- [CHALLENGE] Return the records that follow unaltered. Omit every picture.
::: EXTRACTED RECORDS
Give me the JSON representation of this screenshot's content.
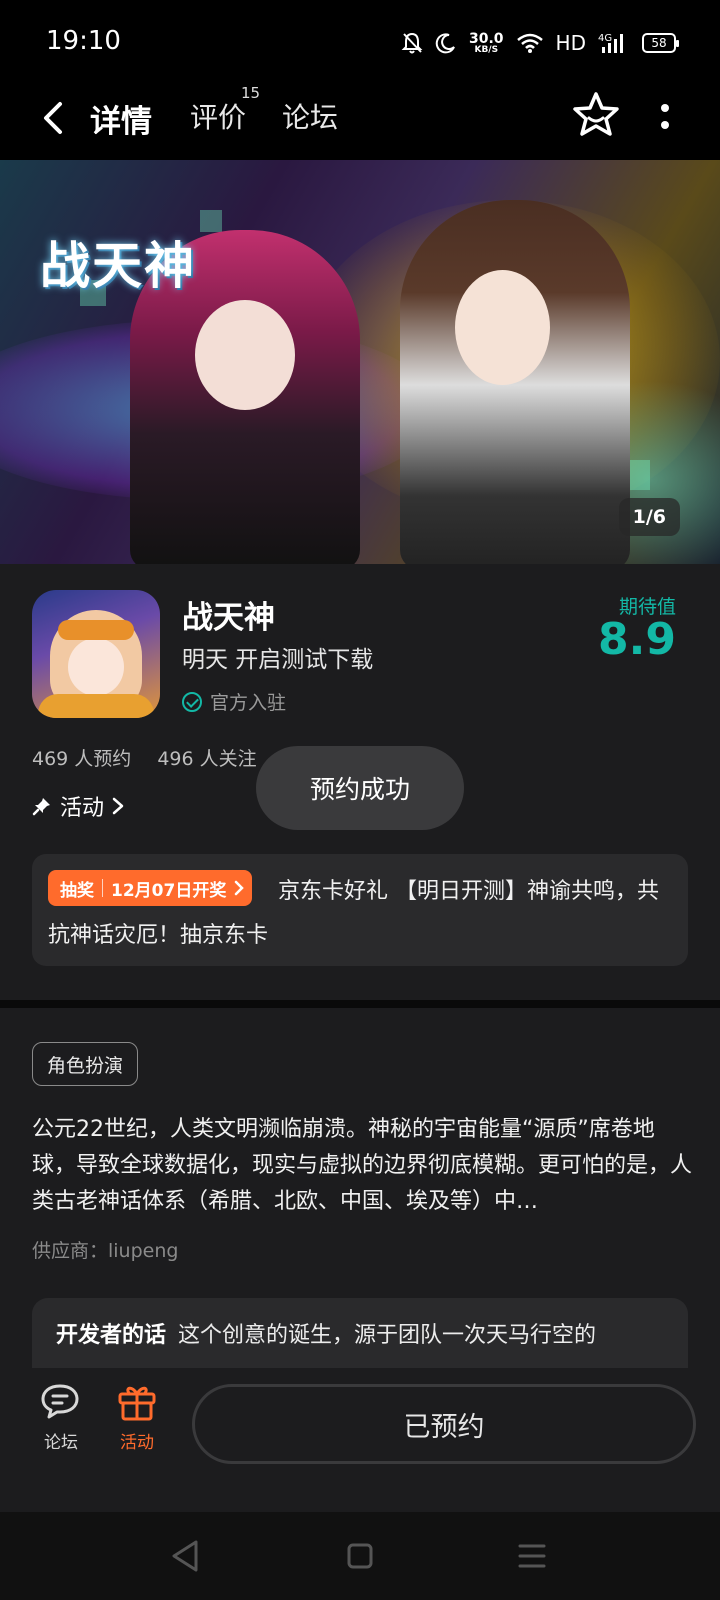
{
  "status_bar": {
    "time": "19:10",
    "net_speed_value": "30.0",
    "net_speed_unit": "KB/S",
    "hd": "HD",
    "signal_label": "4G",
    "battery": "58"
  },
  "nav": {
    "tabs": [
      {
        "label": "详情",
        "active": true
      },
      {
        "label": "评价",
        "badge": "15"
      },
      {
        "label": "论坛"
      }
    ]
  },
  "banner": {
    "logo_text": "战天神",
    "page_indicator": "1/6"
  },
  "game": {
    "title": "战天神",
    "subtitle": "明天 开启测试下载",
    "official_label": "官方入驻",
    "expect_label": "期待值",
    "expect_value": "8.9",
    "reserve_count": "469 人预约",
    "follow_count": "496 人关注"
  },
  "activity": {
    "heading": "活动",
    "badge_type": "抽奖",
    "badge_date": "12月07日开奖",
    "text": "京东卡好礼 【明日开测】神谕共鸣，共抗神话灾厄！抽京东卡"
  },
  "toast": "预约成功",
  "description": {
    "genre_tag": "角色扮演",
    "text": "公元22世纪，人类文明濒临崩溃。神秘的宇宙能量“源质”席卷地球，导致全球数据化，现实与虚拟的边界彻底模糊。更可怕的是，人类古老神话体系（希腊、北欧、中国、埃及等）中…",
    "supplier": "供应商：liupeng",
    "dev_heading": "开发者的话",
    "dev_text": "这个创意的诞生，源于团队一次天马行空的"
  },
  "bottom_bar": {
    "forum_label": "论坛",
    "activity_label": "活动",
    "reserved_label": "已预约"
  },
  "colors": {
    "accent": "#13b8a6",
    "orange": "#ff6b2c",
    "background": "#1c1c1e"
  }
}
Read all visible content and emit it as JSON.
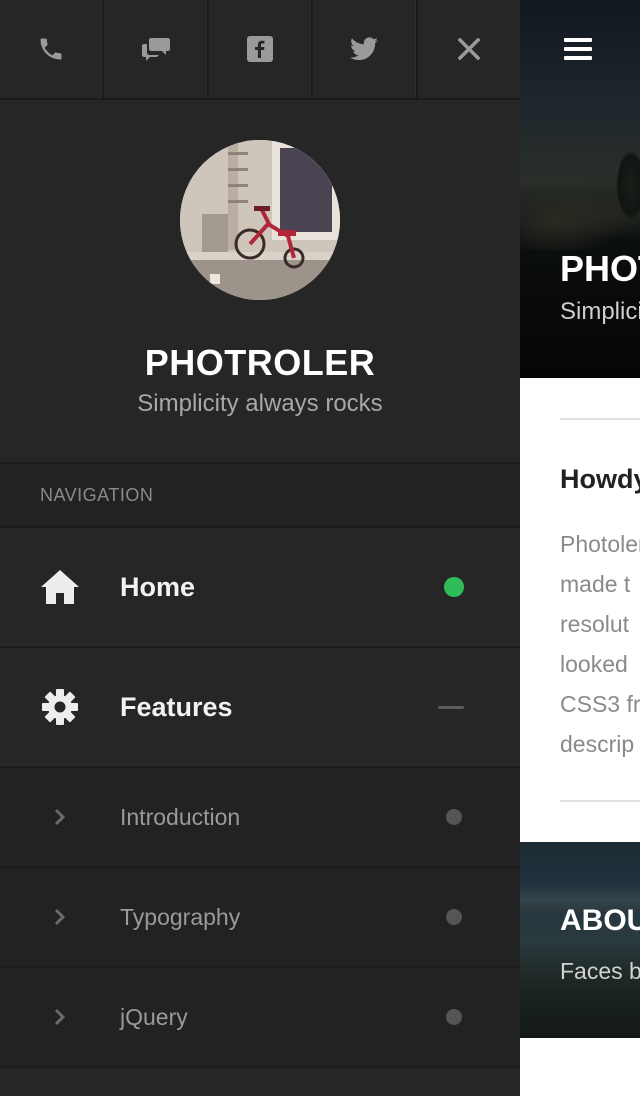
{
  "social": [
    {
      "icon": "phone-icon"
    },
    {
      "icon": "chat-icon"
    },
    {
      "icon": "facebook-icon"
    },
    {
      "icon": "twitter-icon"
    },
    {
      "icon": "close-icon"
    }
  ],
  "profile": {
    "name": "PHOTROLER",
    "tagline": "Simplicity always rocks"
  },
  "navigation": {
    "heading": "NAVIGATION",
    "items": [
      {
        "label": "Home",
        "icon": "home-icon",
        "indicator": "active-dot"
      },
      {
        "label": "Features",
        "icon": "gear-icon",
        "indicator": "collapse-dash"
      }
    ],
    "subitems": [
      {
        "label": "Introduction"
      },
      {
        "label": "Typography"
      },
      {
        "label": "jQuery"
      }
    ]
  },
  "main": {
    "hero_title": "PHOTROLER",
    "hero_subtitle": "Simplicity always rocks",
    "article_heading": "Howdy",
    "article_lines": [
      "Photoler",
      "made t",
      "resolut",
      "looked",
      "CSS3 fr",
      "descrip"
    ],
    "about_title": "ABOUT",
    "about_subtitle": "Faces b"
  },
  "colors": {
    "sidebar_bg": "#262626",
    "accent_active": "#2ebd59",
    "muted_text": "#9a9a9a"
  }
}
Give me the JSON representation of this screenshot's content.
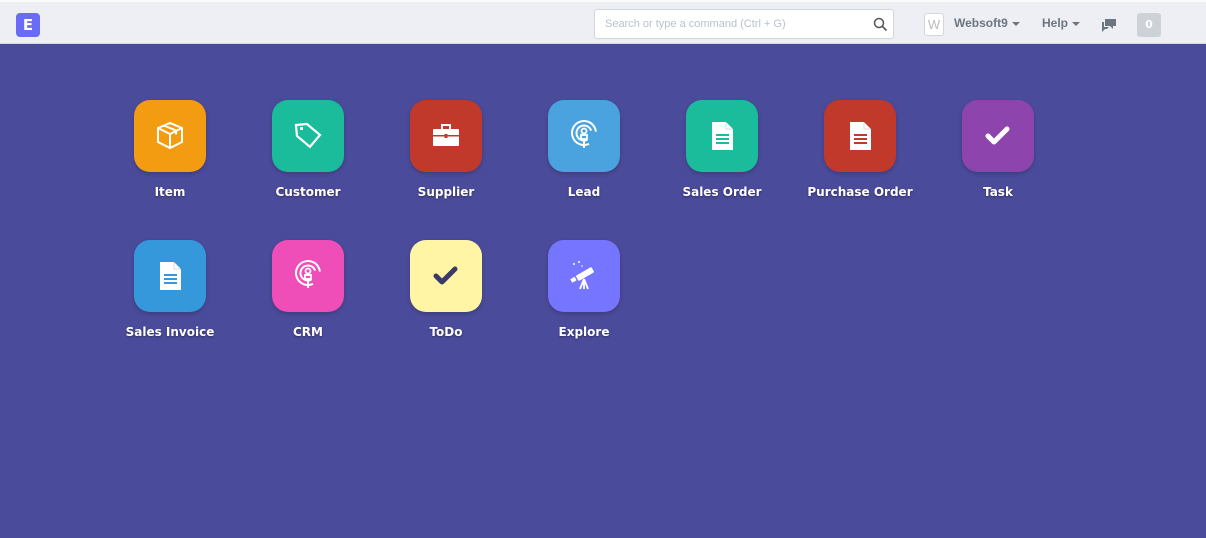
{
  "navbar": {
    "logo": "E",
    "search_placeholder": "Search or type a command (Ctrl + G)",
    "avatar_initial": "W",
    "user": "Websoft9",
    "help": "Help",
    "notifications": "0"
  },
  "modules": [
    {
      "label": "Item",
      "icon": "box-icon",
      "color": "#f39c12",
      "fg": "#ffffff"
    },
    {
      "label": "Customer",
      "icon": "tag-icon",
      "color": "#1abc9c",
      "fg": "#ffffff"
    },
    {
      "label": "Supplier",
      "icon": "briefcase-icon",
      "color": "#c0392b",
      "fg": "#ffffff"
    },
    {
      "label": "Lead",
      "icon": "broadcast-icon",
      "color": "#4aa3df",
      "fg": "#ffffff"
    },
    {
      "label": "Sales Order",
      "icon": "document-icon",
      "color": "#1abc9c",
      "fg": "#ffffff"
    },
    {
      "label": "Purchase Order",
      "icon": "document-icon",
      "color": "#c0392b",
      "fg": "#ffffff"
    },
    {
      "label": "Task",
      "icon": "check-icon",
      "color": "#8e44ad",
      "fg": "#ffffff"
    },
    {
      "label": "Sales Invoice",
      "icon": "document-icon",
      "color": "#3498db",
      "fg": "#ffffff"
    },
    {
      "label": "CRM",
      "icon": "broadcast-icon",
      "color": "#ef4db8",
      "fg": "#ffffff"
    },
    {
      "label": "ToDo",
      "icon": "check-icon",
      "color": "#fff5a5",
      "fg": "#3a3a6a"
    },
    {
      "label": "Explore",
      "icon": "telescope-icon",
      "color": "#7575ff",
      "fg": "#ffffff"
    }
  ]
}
::::::
- [FINAL ANSWER]
Give me the JSON representation of this screenshot's content.
{
  "status_bar": {
    "time": "19:10",
    "net_speed_value": "30.0",
    "net_speed_unit": "KB/S",
    "hd": "HD",
    "signal_label": "4G",
    "battery": "58"
  },
  "nav": {
    "tabs": [
      {
        "label": "详情",
        "active": true
      },
      {
        "label": "评价",
        "badge": "15"
      },
      {
        "label": "论坛"
      }
    ]
  },
  "banner": {
    "logo_text": "战天神",
    "page_indicator": "1/6"
  },
  "game": {
    "title": "战天神",
    "subtitle": "明天 开启测试下载",
    "official_label": "官方入驻",
    "expect_label": "期待值",
    "expect_value": "8.9",
    "reserve_count": "469 人预约",
    "follow_count": "496 人关注"
  },
  "activity": {
    "heading": "活动",
    "badge_type": "抽奖",
    "badge_date": "12月07日开奖",
    "text": "京东卡好礼 【明日开测】神谕共鸣，共抗神话灾厄！抽京东卡"
  },
  "toast": "预约成功",
  "description": {
    "genre_tag": "角色扮演",
    "text": "公元22世纪，人类文明濒临崩溃。神秘的宇宙能量“源质”席卷地球，导致全球数据化，现实与虚拟的边界彻底模糊。更可怕的是，人类古老神话体系（希腊、北欧、中国、埃及等）中…",
    "supplier": "供应商：liupeng",
    "dev_heading": "开发者的话",
    "dev_text": "这个创意的诞生，源于团队一次天马行空的"
  },
  "bottom_bar": {
    "forum_label": "论坛",
    "activity_label": "活动",
    "reserved_label": "已预约"
  },
  "colors": {
    "accent": "#13b8a6",
    "orange": "#ff6b2c",
    "background": "#1c1c1e"
  }
}
Read all visible content and emit it as JSON.
{
  "social": [
    {
      "icon": "phone-icon"
    },
    {
      "icon": "chat-icon"
    },
    {
      "icon": "facebook-icon"
    },
    {
      "icon": "twitter-icon"
    },
    {
      "icon": "close-icon"
    }
  ],
  "profile": {
    "name": "PHOTROLER",
    "tagline": "Simplicity always rocks"
  },
  "navigation": {
    "heading": "NAVIGATION",
    "items": [
      {
        "label": "Home",
        "icon": "home-icon",
        "indicator": "active-dot"
      },
      {
        "label": "Features",
        "icon": "gear-icon",
        "indicator": "collapse-dash"
      }
    ],
    "subitems": [
      {
        "label": "Introduction"
      },
      {
        "label": "Typography"
      },
      {
        "label": "jQuery"
      }
    ]
  },
  "main": {
    "hero_title": "PHOTROLER",
    "hero_subtitle": "Simplicity always rocks",
    "article_heading": "Howdy",
    "article_lines": [
      "Photoler",
      "made t",
      "resolut",
      "looked",
      "CSS3 fr",
      "descrip"
    ],
    "about_title": "ABOUT",
    "about_subtitle": "Faces b"
  },
  "colors": {
    "sidebar_bg": "#262626",
    "accent_active": "#2ebd59",
    "muted_text": "#9a9a9a"
  }
}
Give me the JSON representation of this screenshot's content.
{
  "navbar": {
    "logo": "E",
    "search_placeholder": "Search or type a command (Ctrl + G)",
    "avatar_initial": "W",
    "user": "Websoft9",
    "help": "Help",
    "notifications": "0"
  },
  "modules": [
    {
      "label": "Item",
      "icon": "box-icon",
      "color": "#f39c12",
      "fg": "#ffffff"
    },
    {
      "label": "Customer",
      "icon": "tag-icon",
      "color": "#1abc9c",
      "fg": "#ffffff"
    },
    {
      "label": "Supplier",
      "icon": "briefcase-icon",
      "color": "#c0392b",
      "fg": "#ffffff"
    },
    {
      "label": "Lead",
      "icon": "broadcast-icon",
      "color": "#4aa3df",
      "fg": "#ffffff"
    },
    {
      "label": "Sales Order",
      "icon": "document-icon",
      "color": "#1abc9c",
      "fg": "#ffffff"
    },
    {
      "label": "Purchase Order",
      "icon": "document-icon",
      "color": "#c0392b",
      "fg": "#ffffff"
    },
    {
      "label": "Task",
      "icon": "check-icon",
      "color": "#8e44ad",
      "fg": "#ffffff"
    },
    {
      "label": "Sales Invoice",
      "icon": "document-icon",
      "color": "#3498db",
      "fg": "#ffffff"
    },
    {
      "label": "CRM",
      "icon": "broadcast-icon",
      "color": "#ef4db8",
      "fg": "#ffffff"
    },
    {
      "label": "ToDo",
      "icon": "check-icon",
      "color": "#fff5a5",
      "fg": "#3a3a6a"
    },
    {
      "label": "Explore",
      "icon": "telescope-icon",
      "color": "#7575ff",
      "fg": "#ffffff"
    }
  ]
}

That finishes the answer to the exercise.